■ DATASET ENTRIES
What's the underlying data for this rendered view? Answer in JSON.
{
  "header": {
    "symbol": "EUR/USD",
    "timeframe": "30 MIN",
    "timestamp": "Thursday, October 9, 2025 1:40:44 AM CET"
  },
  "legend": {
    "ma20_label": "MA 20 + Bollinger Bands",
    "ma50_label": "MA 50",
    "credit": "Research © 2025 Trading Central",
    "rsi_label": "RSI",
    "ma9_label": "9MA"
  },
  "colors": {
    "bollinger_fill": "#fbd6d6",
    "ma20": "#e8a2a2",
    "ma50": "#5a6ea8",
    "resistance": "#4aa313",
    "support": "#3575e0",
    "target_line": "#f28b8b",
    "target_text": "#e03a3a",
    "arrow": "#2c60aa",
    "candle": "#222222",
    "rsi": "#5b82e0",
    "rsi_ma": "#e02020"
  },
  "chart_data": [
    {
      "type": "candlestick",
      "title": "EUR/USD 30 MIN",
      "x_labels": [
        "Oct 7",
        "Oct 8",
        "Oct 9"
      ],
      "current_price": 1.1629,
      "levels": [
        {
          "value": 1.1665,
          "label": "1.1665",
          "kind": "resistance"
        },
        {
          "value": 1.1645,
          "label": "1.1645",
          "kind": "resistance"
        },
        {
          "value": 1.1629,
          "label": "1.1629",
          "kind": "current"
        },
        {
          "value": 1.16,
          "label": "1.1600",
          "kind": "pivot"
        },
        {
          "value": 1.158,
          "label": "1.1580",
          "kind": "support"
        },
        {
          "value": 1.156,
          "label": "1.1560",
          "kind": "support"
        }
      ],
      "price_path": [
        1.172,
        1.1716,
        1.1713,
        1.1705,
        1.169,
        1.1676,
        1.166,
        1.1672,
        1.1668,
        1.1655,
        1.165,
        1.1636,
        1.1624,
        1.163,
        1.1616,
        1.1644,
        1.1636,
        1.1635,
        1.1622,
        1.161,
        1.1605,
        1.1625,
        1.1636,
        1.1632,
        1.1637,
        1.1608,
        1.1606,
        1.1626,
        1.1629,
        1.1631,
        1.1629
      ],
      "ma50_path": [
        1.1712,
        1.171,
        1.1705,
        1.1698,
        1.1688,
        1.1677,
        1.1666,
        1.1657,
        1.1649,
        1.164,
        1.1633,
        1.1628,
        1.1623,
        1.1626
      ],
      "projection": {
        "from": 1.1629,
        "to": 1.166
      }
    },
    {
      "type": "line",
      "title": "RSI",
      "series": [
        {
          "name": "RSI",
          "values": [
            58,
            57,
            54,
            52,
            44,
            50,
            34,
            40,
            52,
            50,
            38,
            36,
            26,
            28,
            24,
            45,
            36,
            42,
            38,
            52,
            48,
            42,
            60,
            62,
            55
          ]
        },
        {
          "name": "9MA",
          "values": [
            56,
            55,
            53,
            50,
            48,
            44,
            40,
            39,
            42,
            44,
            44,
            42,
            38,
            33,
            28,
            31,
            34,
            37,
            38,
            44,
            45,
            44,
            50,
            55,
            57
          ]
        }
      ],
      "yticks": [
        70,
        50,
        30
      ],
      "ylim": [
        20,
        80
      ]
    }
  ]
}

■ PROBLEM
Print the material verbatim, all of it.

■ RESULT BELOW
What's the underlying data for this rendered view? Answer in JSON.
{
  "header": {
    "symbol": "EUR/USD",
    "timeframe": "30 MIN",
    "timestamp": "Thursday, October 9, 2025 1:40:44 AM CET"
  },
  "legend": {
    "ma20_label": "MA 20 + Bollinger Bands",
    "ma50_label": "MA 50",
    "credit": "Research © 2025 Trading Central",
    "rsi_label": "RSI",
    "ma9_label": "9MA"
  },
  "colors": {
    "bollinger_fill": "#fbd6d6",
    "ma20": "#e8a2a2",
    "ma50": "#5a6ea8",
    "resistance": "#4aa313",
    "support": "#3575e0",
    "target_line": "#f28b8b",
    "target_text": "#e03a3a",
    "arrow": "#2c60aa",
    "candle": "#222222",
    "rsi": "#5b82e0",
    "rsi_ma": "#e02020"
  },
  "chart_data": [
    {
      "type": "candlestick",
      "title": "EUR/USD 30 MIN",
      "x_labels": [
        "Oct 7",
        "Oct 8",
        "Oct 9"
      ],
      "current_price": 1.1629,
      "levels": [
        {
          "value": 1.1665,
          "label": "1.1665",
          "kind": "resistance"
        },
        {
          "value": 1.1645,
          "label": "1.1645",
          "kind": "resistance"
        },
        {
          "value": 1.1629,
          "label": "1.1629",
          "kind": "current"
        },
        {
          "value": 1.16,
          "label": "1.1600",
          "kind": "pivot"
        },
        {
          "value": 1.158,
          "label": "1.1580",
          "kind": "support"
        },
        {
          "value": 1.156,
          "label": "1.1560",
          "kind": "support"
        }
      ],
      "price_path": [
        1.172,
        1.1716,
        1.1713,
        1.1705,
        1.169,
        1.1676,
        1.166,
        1.1672,
        1.1668,
        1.1655,
        1.165,
        1.1636,
        1.1624,
        1.163,
        1.1616,
        1.1644,
        1.1636,
        1.1635,
        1.1622,
        1.161,
        1.1605,
        1.1625,
        1.1636,
        1.1632,
        1.1637,
        1.1608,
        1.1606,
        1.1626,
        1.1629,
        1.1631,
        1.1629
      ],
      "ma50_path": [
        1.1712,
        1.171,
        1.1705,
        1.1698,
        1.1688,
        1.1677,
        1.1666,
        1.1657,
        1.1649,
        1.164,
        1.1633,
        1.1628,
        1.1623,
        1.1626
      ],
      "projection": {
        "from": 1.1629,
        "to": 1.166
      }
    },
    {
      "type": "line",
      "title": "RSI",
      "series": [
        {
          "name": "RSI",
          "values": [
            58,
            57,
            54,
            52,
            44,
            50,
            34,
            40,
            52,
            50,
            38,
            36,
            26,
            28,
            24,
            45,
            36,
            42,
            38,
            52,
            48,
            42,
            60,
            62,
            55
          ]
        },
        {
          "name": "9MA",
          "values": [
            56,
            55,
            53,
            50,
            48,
            44,
            40,
            39,
            42,
            44,
            44,
            42,
            38,
            33,
            28,
            31,
            34,
            37,
            38,
            44,
            45,
            44,
            50,
            55,
            57
          ]
        }
      ],
      "yticks": [
        70,
        50,
        30
      ],
      "ylim": [
        20,
        80
      ]
    }
  ]
}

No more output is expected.